■ Work to be completed
Read the data and repeat all of it exactly.

# Records for processing start

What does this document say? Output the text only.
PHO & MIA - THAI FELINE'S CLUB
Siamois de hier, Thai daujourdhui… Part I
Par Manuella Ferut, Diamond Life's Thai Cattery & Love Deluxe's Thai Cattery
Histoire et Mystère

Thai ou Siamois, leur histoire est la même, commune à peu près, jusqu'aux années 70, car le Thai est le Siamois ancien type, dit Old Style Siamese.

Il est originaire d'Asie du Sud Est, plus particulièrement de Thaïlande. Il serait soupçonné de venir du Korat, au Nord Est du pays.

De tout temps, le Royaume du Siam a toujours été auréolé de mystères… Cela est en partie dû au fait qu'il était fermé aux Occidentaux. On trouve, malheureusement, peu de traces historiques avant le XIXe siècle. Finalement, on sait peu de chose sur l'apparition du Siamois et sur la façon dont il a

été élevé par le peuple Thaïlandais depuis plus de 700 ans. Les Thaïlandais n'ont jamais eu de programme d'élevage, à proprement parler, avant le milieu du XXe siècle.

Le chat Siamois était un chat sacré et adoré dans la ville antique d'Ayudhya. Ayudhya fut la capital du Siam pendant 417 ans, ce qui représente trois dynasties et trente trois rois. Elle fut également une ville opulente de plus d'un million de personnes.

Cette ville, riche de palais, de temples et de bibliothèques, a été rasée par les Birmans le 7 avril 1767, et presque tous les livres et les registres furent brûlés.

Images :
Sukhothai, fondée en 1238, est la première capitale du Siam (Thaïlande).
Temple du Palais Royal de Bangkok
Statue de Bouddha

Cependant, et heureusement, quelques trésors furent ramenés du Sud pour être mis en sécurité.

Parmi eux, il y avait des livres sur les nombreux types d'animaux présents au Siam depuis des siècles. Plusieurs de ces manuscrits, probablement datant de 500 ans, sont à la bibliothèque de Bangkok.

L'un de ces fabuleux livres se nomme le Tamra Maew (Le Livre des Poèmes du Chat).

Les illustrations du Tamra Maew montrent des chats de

# Records for processing end

■ Output of the task
What does this document say? Output the text only.
PHO & MIA - THAI FELINE'S CLUB
Siamois de hier, Thai daujourdhui… Part I
Par Manuella Ferut, Diamond Life's Thai Cattery & Love Deluxe's Thai Cattery
Histoire et Mystère

Thai ou Siamois, leur histoire est la même, commune à peu près, jusqu'aux années 70, car le Thai est le Siamois ancien type, dit Old Style Siamese.

Il est originaire d'Asie du Sud Est, plus particulièrement de Thaïlande. Il serait soupçonné de venir du Korat, au Nord Est du pays.

De tout temps, le Royaume du Siam a toujours été auréolé de mystères… Cela est en partie dû au fait qu'il était fermé aux Occidentaux. On trouve, malheureusement, peu de traces historiques avant le XIXe siècle. Finalement, on sait peu de chose sur l'apparition du Siamois et sur la façon dont il a

été élevé par le peuple Thaïlandais depuis plus de 700 ans. Les Thaïlandais n'ont jamais eu de programme d'élevage, à proprement parler, avant le milieu du XXe siècle.

Le chat Siamois était un chat sacré et adoré dans la ville antique d'Ayudhya. Ayudhya fut la capital du Siam pendant 417 ans, ce qui représente trois dynasties et trente trois rois. Elle fut également une ville opulente de plus d'un million de personnes.

Cette ville, riche de palais, de temples et de bibliothèques, a été rasée par les Birmans le 7 avril 1767, et presque tous les livres et les registres furent brûlés.

Images :
Sukhothai, fondée en 1238, est la première capitale du Siam (Thaïlande).
Temple du Palais Royal de Bangkok
Statue de Bouddha

Cependant, et heureusement, quelques trésors furent ramenés du Sud pour être mis en sécurité.

Parmi eux, il y avait des livres sur les nombreux types d'animaux présents au Siam depuis des siècles. Plusieurs de ces manuscrits, probablement datant de 500 ans, sont à la bibliothèque de Bangkok.

L'un de ces fabuleux livres se nomme le Tamra Maew (Le Livre des Poèmes du Chat).

Les illustrations du Tamra Maew montrent des chats de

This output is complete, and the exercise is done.